===== BRANO DI TESTO

Attenzione però, perché ho l’obbligo di dire da economista, che sulla K di questa società composta da Università, imprese, enti locali, abbiamo costruito negli ultimi anni un gigante Molok che si chiama, nel 2023, 2100 miliardi di spesa pubblica pari al 54% del PIL e 980 miliardi di entrate (tasse, fisco, contributi) pari al 54% del PIL.
Quindi, con tutto l’ottimismo che abbiamo tentato di dare in questa sede, ho l’obbligo di dire: dobbiamo correre ancora con questo macigno sulle spalle per i prossimi 20 anni, o c’è qualcosa che non va?
Tutti fanno, producono, le Università fanno ricerca, le imprese spingono, ma al di sopra di questo, c’è un’idrovora che succhia 980 miliardi di euro quest’anno.
Ma come rimettere in circolo nell’economia? Ogni volta che spostiamo 100 euro dal settore privato a quello pubblico, togliamo dall’economia 80 euro di consumi e 20 di investimenti. Gli stessi 100 euro, entrano nel bilancio pubblico e diventano 98 di spesa corrente e 2% di investimenti. Se questo succede un anno, non è una tragedia: posso dimostrare però che sono 35 anni che questo si verifica.
Allora poi, perché diciamo che abbiamo carenze di trasporto, di fonti per la ricerca e l’Università, per il sostegno delle imprese e di materia prima: bene dico attenzione, perché ogni volta ci viene detto che non ci sono risorse.
Cosa vera, ma se non si tocca nulla di quei 1180 miliardi di spesa, 980 miliardi di entrate, la domanda finale che pongo è: le prospettive che possono esser radiose per l’Italia, l’Europa e le Marche, possono esserlo altrettanto se più della metà di ciò che produciamo viene intermediato e viene modificata la radice del nostro sistema (80 consuma e 20 investe) per trasformarlo per oltre metà del reddito nazionale in un certo senso: 20 diventano 2% di investimento.

==========

COMPITO 1: Trascrivi dal brano sulla spesa pubblica la parte tra «Cosa vera, ma» e «2% di investimento.», estremi compresi.
COMPITO 2: Elenca i soggetti che, secondo il brano sulla spesa pubblica, compongono la società su cui è stato costruito il «gigante Molok».

===== DATI FORNITI

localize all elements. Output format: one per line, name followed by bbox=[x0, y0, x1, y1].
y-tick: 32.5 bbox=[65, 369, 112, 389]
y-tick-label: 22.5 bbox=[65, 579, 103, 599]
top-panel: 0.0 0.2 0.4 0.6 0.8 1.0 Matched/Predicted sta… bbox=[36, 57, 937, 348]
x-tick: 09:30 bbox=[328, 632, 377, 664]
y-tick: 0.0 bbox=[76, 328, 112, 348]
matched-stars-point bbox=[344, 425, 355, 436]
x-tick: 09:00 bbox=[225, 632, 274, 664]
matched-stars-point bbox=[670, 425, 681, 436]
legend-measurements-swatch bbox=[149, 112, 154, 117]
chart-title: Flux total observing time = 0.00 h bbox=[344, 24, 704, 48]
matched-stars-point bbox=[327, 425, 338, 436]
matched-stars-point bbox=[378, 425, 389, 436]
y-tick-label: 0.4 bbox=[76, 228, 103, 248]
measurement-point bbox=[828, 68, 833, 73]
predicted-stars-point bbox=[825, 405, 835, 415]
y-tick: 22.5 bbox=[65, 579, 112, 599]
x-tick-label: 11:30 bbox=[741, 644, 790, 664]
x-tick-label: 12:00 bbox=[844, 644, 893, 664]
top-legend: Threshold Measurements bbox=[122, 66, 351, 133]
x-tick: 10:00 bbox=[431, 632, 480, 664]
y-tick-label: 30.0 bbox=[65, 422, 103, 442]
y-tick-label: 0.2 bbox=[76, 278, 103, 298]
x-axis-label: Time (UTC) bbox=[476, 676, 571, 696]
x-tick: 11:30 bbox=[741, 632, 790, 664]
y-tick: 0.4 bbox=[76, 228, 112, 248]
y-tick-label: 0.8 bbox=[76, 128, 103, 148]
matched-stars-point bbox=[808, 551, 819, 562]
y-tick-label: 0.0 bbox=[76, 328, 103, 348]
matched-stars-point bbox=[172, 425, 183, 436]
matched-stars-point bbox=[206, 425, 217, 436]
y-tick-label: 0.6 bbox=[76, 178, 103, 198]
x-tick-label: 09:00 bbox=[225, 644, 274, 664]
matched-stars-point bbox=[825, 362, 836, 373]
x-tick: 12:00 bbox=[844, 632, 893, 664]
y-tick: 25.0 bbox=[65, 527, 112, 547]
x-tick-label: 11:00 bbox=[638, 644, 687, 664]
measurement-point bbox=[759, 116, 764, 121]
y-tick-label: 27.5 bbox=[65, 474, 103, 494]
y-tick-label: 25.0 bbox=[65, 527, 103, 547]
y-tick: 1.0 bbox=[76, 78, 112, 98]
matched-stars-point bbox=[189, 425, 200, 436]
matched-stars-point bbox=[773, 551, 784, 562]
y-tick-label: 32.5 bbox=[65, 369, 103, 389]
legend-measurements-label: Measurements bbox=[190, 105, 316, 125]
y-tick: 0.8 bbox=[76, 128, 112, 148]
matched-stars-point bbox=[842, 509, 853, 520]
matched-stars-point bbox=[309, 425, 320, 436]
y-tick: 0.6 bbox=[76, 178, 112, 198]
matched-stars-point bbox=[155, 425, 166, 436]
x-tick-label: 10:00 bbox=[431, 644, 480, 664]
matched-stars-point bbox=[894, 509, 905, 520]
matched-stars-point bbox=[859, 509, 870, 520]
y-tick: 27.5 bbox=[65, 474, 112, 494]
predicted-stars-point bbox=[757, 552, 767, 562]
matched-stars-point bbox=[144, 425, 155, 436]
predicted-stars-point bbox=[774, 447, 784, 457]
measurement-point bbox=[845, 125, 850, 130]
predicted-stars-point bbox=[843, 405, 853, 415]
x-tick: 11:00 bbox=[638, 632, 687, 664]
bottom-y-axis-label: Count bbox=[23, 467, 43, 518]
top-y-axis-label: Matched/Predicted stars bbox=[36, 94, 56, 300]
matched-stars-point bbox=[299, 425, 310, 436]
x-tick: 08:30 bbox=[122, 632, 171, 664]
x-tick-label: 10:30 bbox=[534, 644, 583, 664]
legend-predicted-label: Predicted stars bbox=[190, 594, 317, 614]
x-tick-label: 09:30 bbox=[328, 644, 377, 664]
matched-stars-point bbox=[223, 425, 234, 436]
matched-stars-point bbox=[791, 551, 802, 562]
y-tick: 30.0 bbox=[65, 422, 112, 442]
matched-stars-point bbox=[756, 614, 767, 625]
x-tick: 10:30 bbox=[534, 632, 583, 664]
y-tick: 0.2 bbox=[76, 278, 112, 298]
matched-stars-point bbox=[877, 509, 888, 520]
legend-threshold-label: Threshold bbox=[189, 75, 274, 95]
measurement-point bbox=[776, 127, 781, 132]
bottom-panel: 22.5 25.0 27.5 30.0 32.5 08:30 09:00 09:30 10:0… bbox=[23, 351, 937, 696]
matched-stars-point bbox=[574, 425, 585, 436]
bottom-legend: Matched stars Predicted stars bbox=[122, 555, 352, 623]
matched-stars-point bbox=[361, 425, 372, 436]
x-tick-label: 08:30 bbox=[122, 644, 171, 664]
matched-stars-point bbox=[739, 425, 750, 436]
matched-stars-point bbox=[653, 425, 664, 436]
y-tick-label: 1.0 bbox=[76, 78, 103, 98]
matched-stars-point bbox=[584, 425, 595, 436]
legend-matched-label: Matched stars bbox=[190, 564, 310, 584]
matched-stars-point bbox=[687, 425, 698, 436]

==========

RISPOSTA FINALE 1:
Cosa vera, ma se non si tocca nulla di quei 1180 miliardi di spesa, 980 miliardi di entrate, la domanda finale che pongo è: le prospettive che possono esser radiose per l’Italia, l’Europa e le Marche, possono esserlo altrettanto se più della metà di ciò che produciamo viene intermediato e viene modificata la radice del nostro sistema (80 consuma e 20 investe) per trasformarlo per oltre metà del reddito nazionale in un certo senso: 20 diventano 2% di investimento.

RISPOSTA FINALE 2:
- Università
- imprese
- enti locali